>> Start ENTRIES PROVIDED

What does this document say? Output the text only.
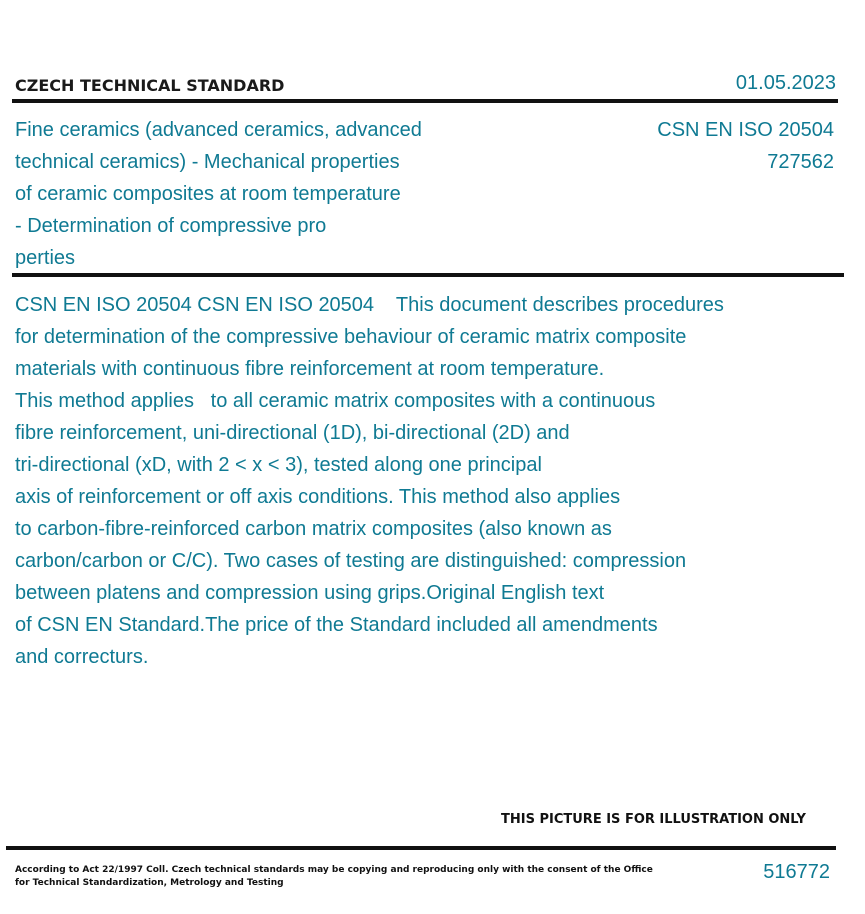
CZECH TECHNICAL STANDARD	01.05.2023
Fine ceramics (advanced ceramics, advanced
technical ceramics) - Mechanical properties
of ceramic composites at room temperature
- Determination of compressive pro
perties
CSN EN ISO 20504
727562
CSN EN ISO 20504 CSN EN ISO 20504    This document describes procedures
for determination of the compressive behaviour of ceramic matrix composite
materials with continuous fibre reinforcement at room temperature.
This method applies   to all ceramic matrix composites with a continuous
fibre reinforcement, uni-directional (1D), bi-directional (2D) and
tri-directional (xD, with 2 < x < 3), tested along one principal
axis of reinforcement or off axis conditions. This method also applies
to carbon-fibre-reinforced carbon matrix composites (also known as
carbon/carbon or C/C). Two cases of testing are distinguished: compression
between platens and compression using grips.Original English text
of CSN EN Standard.The price of the Standard included all amendments
and correcturs.
THIS PICTURE IS FOR ILLUSTRATION ONLY
According to Act 22/1997 Coll. Czech technical standards may be copying and reproducing only with the consent of the Office
for Technical Standardization, Metrology and Testing	516772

>> End ENTRIES PROVIDED

GIVEN PROBLEM:
From the entries above, collect every line with the string "applies" in it.

RESULT OF THE TASK:
This method applies   to all ceramic matrix composites with a continuous
axis of reinforcement or off axis conditions. This method also applies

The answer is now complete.